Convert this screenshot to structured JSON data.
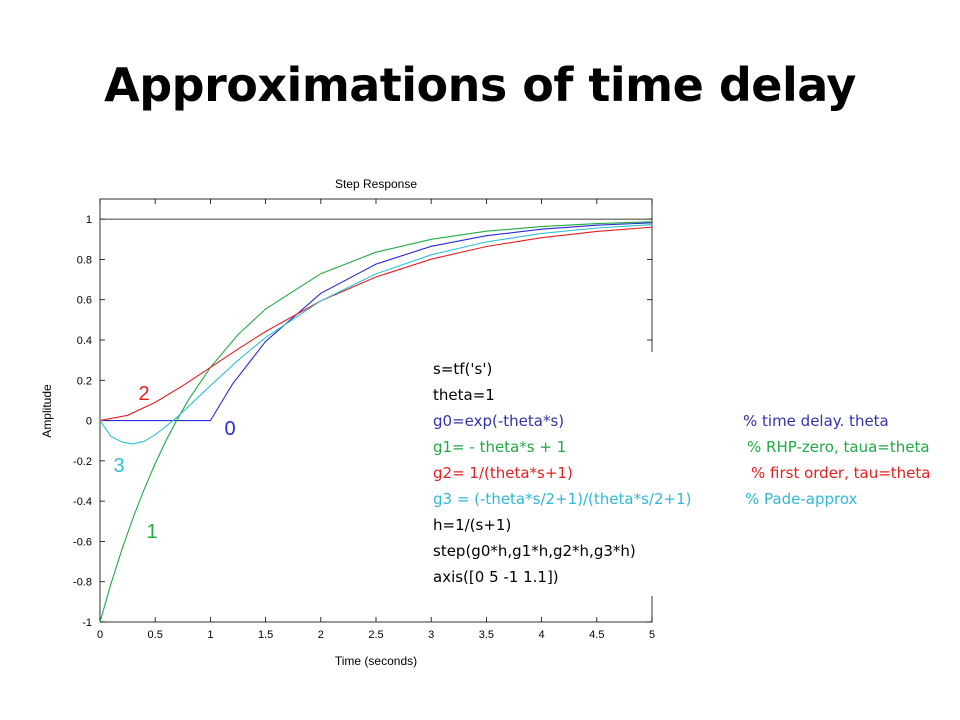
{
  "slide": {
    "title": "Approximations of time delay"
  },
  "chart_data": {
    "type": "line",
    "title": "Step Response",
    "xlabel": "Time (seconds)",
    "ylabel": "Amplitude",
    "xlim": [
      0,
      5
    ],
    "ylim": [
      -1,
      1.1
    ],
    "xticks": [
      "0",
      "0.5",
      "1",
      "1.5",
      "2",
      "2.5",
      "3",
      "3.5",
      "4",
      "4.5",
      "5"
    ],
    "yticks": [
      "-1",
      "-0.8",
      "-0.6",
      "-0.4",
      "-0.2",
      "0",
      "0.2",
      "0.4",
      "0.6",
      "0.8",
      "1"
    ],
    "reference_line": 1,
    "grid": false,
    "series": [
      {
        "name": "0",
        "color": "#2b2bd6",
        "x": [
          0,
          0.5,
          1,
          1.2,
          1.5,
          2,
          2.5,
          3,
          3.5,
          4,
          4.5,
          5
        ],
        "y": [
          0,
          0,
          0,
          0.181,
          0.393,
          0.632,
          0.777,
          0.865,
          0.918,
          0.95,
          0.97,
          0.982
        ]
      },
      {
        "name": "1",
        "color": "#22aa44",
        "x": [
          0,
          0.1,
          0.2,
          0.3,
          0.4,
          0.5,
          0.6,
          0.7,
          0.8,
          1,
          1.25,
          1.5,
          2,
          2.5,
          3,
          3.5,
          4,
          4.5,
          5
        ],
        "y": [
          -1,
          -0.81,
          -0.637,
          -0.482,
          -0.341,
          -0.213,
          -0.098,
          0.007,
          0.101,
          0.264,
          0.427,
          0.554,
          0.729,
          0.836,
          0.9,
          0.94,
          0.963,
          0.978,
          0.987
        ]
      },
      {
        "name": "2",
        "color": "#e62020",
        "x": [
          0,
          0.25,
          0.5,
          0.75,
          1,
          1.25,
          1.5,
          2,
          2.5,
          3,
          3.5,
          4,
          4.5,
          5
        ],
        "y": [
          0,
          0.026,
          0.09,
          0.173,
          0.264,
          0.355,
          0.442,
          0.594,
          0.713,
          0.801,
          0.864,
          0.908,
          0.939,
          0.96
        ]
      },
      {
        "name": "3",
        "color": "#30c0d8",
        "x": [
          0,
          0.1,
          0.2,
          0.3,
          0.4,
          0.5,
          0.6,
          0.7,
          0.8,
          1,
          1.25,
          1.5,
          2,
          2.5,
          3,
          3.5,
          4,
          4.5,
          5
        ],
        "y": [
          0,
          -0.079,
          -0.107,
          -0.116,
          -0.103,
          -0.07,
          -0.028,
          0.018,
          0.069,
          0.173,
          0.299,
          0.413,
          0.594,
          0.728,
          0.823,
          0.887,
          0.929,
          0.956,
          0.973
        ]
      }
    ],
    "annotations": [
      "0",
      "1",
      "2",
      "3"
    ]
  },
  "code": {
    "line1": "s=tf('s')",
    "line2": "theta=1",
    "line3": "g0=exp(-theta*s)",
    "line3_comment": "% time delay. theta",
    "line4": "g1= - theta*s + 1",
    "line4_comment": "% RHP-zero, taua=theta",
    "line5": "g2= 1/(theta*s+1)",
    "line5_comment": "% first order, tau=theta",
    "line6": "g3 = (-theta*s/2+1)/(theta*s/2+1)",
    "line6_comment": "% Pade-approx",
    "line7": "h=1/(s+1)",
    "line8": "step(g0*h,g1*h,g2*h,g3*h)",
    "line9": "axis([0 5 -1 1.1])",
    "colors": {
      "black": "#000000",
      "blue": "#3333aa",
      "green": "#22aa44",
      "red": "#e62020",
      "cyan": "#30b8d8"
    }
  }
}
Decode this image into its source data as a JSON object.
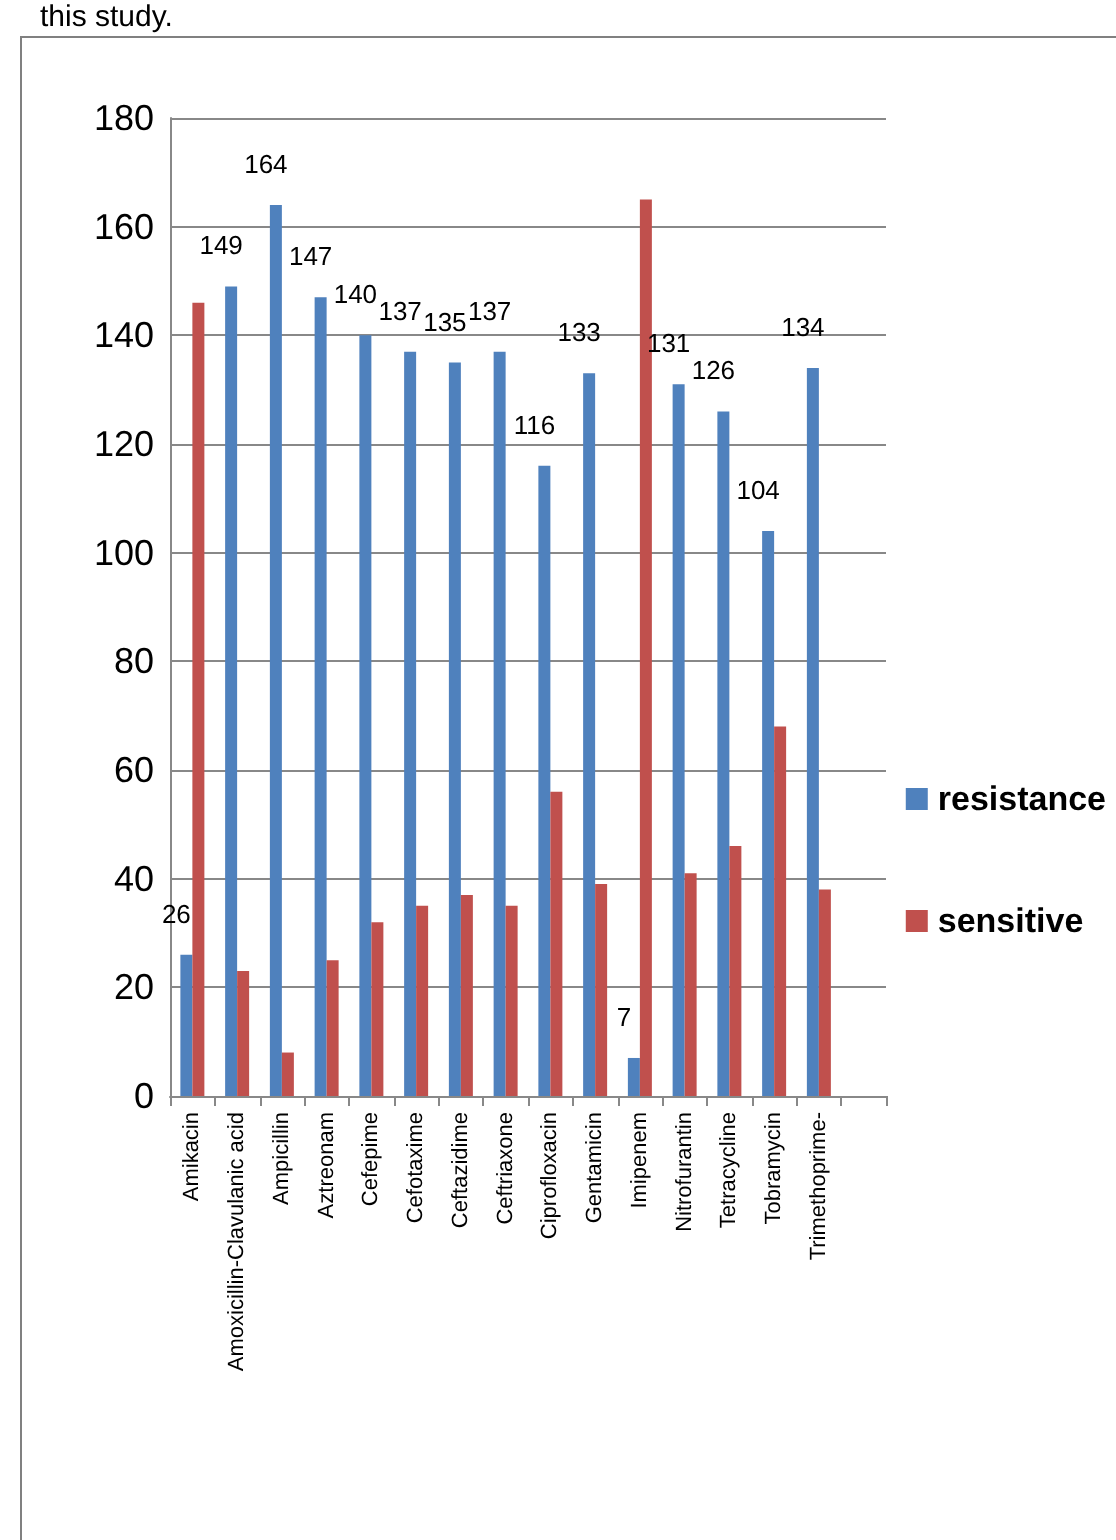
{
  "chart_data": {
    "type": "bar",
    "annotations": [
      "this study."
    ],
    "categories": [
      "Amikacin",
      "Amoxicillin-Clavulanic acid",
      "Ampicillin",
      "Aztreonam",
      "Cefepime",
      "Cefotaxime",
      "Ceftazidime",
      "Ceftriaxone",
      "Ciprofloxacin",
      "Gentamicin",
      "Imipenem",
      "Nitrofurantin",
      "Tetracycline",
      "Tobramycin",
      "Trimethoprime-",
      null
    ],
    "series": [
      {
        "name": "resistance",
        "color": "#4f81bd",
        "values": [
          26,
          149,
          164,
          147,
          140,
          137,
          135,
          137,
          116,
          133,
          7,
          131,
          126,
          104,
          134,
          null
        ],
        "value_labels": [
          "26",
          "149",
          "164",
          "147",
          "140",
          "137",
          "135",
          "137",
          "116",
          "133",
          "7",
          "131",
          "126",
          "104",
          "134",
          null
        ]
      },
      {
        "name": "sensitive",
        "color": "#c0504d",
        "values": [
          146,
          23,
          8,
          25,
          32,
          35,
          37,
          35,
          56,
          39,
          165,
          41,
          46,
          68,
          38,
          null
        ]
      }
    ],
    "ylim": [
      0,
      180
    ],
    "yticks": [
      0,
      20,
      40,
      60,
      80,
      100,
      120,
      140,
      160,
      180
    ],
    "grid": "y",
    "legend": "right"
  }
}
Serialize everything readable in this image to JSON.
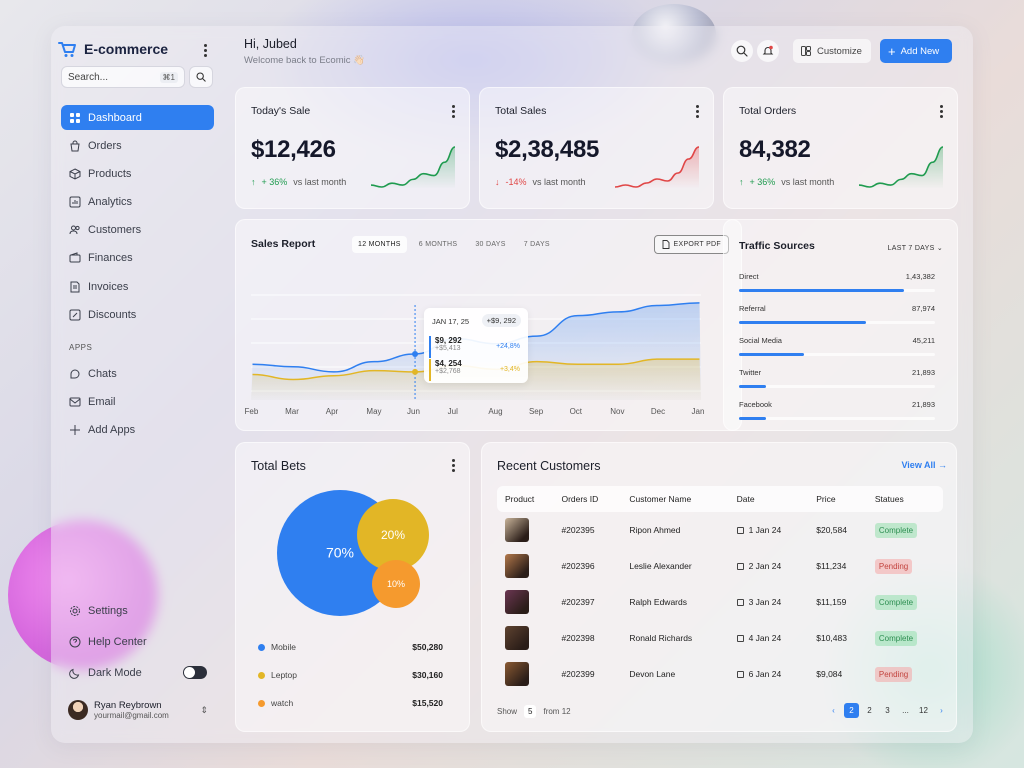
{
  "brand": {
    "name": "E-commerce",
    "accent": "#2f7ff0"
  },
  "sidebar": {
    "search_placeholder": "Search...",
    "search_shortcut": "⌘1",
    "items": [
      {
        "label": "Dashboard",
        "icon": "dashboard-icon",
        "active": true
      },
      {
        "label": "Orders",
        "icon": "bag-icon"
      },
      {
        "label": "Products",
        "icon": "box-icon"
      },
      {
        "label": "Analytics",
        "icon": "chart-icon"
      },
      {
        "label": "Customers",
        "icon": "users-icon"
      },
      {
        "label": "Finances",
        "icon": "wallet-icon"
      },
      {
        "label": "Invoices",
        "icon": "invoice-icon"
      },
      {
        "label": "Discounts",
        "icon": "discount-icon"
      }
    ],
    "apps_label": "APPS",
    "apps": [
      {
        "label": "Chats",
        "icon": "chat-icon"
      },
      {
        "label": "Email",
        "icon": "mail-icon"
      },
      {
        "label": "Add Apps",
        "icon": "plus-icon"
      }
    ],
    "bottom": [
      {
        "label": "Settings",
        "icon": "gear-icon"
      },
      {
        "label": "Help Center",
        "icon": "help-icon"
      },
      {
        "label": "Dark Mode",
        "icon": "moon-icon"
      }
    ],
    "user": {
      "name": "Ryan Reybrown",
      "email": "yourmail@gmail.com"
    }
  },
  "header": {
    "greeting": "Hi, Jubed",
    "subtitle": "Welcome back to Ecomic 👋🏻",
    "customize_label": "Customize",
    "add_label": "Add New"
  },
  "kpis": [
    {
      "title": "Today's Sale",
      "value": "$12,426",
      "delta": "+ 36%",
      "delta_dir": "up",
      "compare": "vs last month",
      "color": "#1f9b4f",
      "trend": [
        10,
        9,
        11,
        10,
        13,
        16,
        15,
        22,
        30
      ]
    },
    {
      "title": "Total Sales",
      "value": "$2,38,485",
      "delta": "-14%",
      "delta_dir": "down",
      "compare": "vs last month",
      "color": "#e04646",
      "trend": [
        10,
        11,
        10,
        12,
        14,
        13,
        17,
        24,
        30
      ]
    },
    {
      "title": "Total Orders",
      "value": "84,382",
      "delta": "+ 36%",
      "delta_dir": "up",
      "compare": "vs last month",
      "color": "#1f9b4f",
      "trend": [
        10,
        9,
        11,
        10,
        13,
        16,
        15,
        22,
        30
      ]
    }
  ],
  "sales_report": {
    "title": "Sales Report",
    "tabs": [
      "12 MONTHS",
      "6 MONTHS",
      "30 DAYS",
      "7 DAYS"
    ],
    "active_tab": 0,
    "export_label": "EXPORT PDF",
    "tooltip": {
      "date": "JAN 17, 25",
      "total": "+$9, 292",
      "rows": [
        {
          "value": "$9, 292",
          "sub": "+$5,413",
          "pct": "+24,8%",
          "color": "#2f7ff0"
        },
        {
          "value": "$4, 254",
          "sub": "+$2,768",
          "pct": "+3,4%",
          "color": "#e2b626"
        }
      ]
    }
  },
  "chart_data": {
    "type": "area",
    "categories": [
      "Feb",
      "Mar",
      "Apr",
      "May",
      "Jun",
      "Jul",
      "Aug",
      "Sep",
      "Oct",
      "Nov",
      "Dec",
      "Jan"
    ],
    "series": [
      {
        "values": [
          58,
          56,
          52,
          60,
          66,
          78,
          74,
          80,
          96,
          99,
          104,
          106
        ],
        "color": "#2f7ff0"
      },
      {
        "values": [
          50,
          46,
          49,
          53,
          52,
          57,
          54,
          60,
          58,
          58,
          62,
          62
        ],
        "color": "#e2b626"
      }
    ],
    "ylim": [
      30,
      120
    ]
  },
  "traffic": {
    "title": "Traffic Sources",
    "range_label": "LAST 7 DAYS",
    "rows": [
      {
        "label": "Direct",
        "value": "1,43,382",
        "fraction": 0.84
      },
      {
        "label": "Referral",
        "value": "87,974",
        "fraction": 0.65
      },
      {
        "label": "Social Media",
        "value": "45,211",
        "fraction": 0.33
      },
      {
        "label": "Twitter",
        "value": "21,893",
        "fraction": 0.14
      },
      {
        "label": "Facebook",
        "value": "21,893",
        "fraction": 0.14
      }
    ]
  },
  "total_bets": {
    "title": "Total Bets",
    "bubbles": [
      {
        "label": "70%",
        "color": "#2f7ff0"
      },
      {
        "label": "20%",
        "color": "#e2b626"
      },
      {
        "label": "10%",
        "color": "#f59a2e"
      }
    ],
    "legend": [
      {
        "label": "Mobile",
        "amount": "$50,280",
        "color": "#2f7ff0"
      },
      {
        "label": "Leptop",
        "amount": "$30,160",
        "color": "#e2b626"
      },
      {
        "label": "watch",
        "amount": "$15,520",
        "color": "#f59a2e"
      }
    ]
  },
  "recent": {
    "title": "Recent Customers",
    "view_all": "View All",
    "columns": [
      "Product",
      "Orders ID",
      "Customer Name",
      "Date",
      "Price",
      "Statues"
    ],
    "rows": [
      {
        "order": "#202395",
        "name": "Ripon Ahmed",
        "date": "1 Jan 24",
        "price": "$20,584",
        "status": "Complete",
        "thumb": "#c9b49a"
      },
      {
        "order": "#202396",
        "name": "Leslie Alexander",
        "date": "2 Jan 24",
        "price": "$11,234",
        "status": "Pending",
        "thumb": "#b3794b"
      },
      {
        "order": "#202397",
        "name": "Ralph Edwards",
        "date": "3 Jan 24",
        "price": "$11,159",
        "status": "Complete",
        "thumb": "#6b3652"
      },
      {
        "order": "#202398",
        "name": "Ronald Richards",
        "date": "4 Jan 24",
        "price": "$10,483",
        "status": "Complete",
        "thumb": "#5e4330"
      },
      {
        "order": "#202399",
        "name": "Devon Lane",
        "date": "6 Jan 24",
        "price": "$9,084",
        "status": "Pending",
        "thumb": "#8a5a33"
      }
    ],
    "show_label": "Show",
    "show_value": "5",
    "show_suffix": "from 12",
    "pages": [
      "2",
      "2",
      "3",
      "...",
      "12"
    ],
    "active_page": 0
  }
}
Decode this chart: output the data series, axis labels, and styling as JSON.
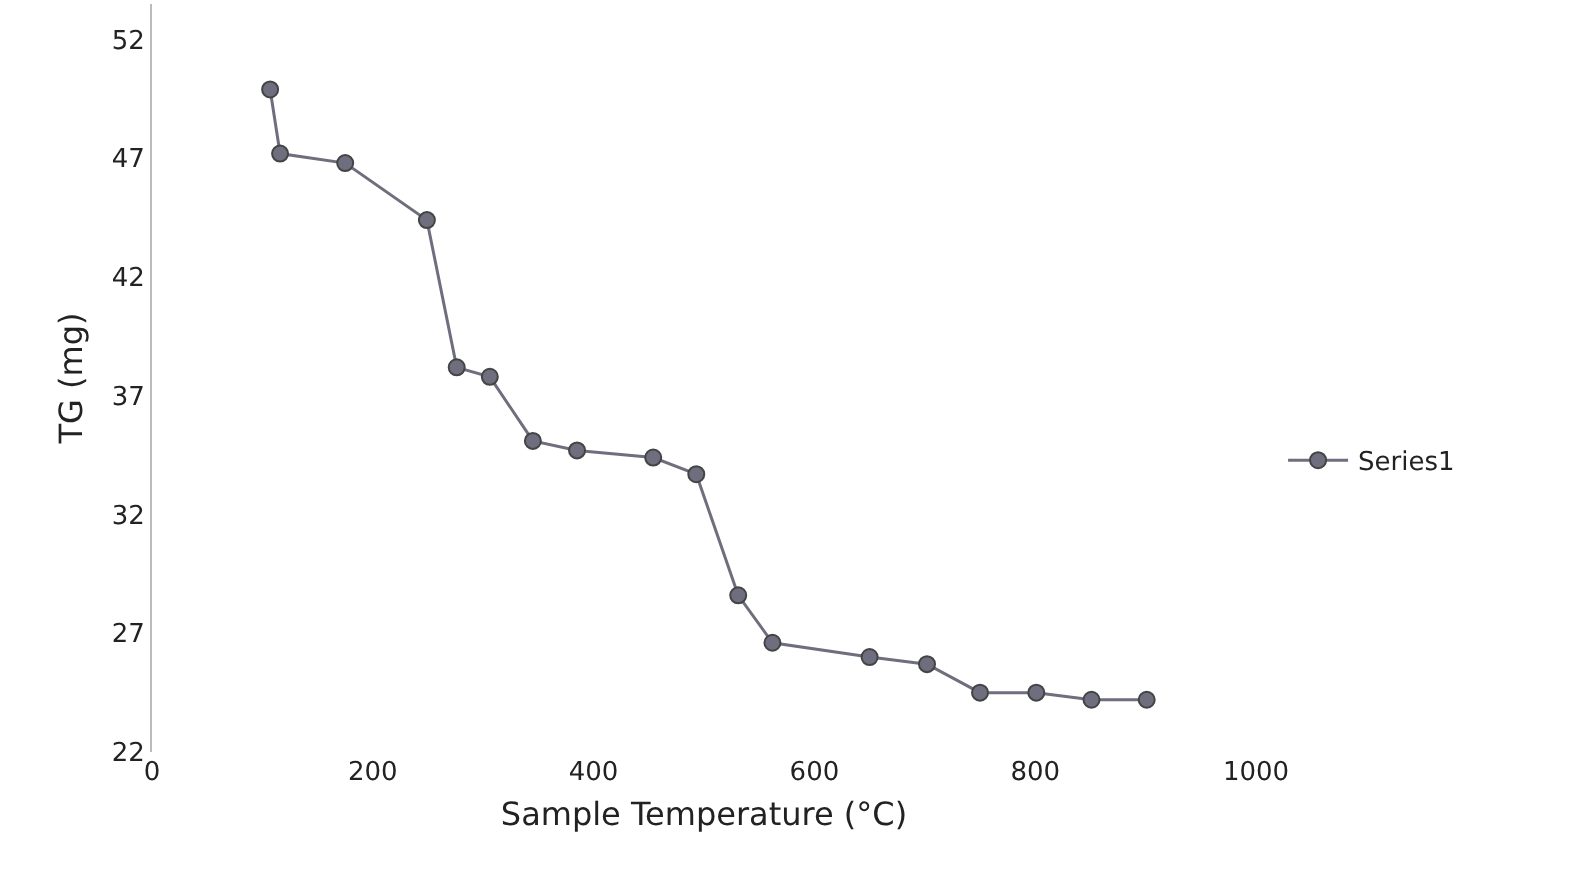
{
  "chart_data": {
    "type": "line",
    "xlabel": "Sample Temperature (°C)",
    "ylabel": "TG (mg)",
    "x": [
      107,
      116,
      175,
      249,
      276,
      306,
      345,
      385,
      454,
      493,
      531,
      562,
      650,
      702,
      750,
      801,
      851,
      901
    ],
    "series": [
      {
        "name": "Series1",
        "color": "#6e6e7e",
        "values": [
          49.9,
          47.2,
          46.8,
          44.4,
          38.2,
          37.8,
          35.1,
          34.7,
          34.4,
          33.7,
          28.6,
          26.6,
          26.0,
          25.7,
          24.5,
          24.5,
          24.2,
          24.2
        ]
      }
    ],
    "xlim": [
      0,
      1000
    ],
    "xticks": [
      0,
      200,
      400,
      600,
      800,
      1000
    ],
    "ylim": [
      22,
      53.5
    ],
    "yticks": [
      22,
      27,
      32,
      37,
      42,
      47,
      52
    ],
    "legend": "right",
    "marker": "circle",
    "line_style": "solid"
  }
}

SHORT PROBLEM: Select all lines in the listing above where the word "type" appears, and show them.

WORKED ANSWER:
    "type": "line",
    "type": "bar",
    "type": "area",
    "type": "line",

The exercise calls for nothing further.